-- THE REQUEST --
Set out each line from the following listing that includes the word "difundir".
---------- DATA FOR THIS TASK ----------
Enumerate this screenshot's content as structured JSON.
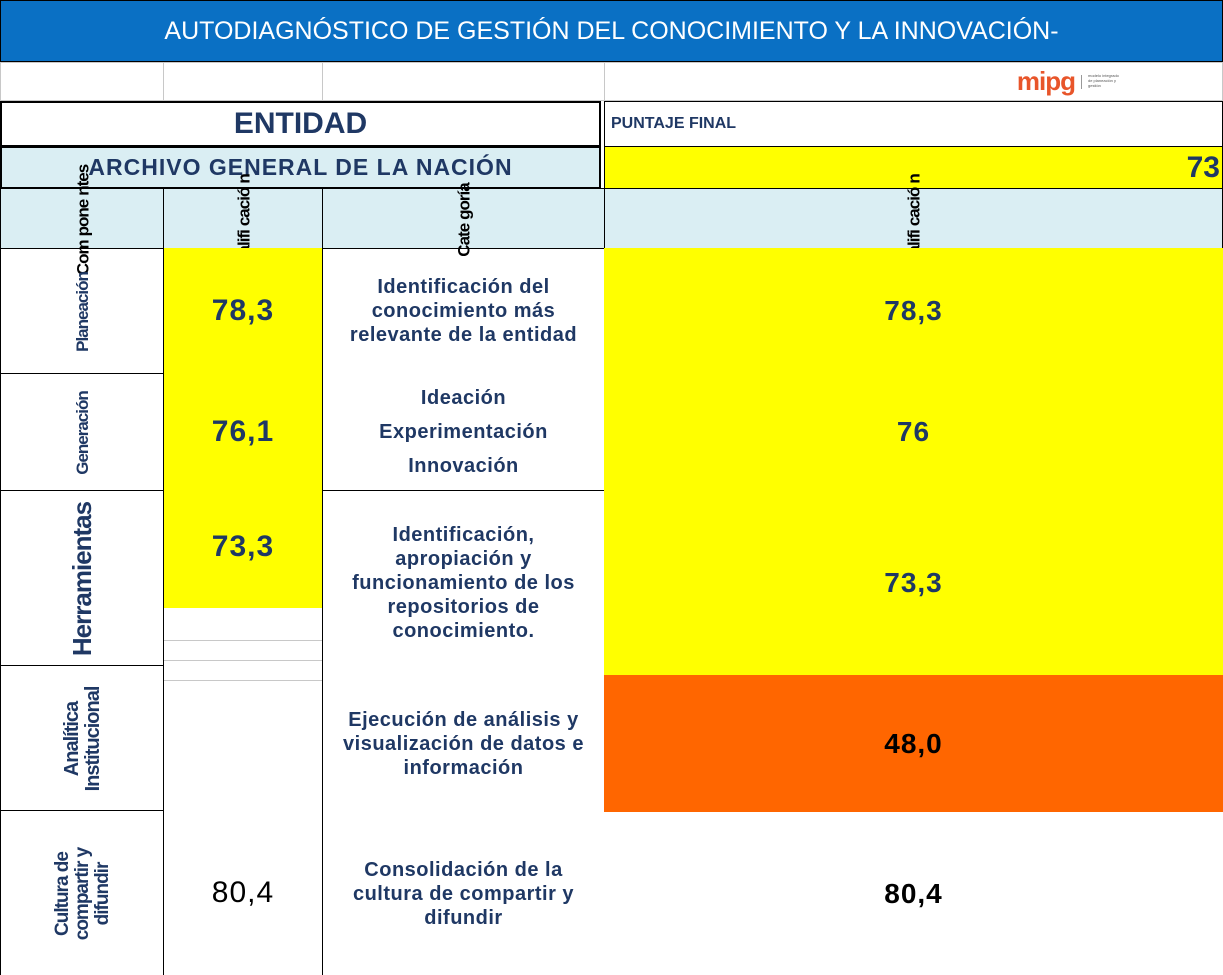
{
  "header": {
    "title": "AUTODIAGNÓSTICO DE GESTIÓN DEL CONOCIMIENTO Y LA INNOVACIÓN-",
    "logo": "mipg",
    "logo_caption": "modelo integrado de planeación y gestión"
  },
  "entity": {
    "label": "ENTIDAD",
    "name": "ARCHIVO GENERAL DE LA NACIÓN",
    "final_label": "PUNTAJE FINAL",
    "final_score": "73"
  },
  "table": {
    "columns": [
      [
        "Com",
        "pone",
        "ntes"
      ],
      [
        "Califi",
        "cació",
        "n"
      ],
      [
        "Cate",
        "goría"
      ],
      [
        "Califi",
        "cació",
        "n"
      ]
    ],
    "rows": [
      {
        "component": "Planeación",
        "score": "78,3",
        "score_color": "#ffff00",
        "category": [
          "Identificación del conocimiento más relevante de la entidad"
        ],
        "final": "78,3",
        "final_color": "#ffff00"
      },
      {
        "component": "Generación",
        "score": "76,1",
        "score_color": "#ffff00",
        "category": [
          "Ideación",
          "Experimentación",
          "Innovación"
        ],
        "final": "76",
        "final_color": "#ffff00"
      },
      {
        "component": "Herramientas",
        "score": "73,3",
        "score_color": "#ffff00",
        "category": [
          "Identificación, apropiación y funcionamiento de los repositorios de conocimiento."
        ],
        "final": "73,3",
        "final_color": "#ffff00"
      },
      {
        "component": "Analítica Institucional",
        "category": [
          "Ejecución de análisis y visualización de datos e información"
        ],
        "final": "48,0",
        "final_color": "#ff6600"
      },
      {
        "component": "Cultura de compartir y difundir",
        "score": "80,4",
        "score_color": "#ffffff",
        "category": [
          "Consolidación de la cultura de compartir y difundir"
        ],
        "final": "80,4",
        "final_color": "#ffffff"
      }
    ]
  }
}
----------
-- TASK RESPONSE --
        "component": "Cultura de compartir y difundir",
          "Consolidación de la cultura de compartir y difundir"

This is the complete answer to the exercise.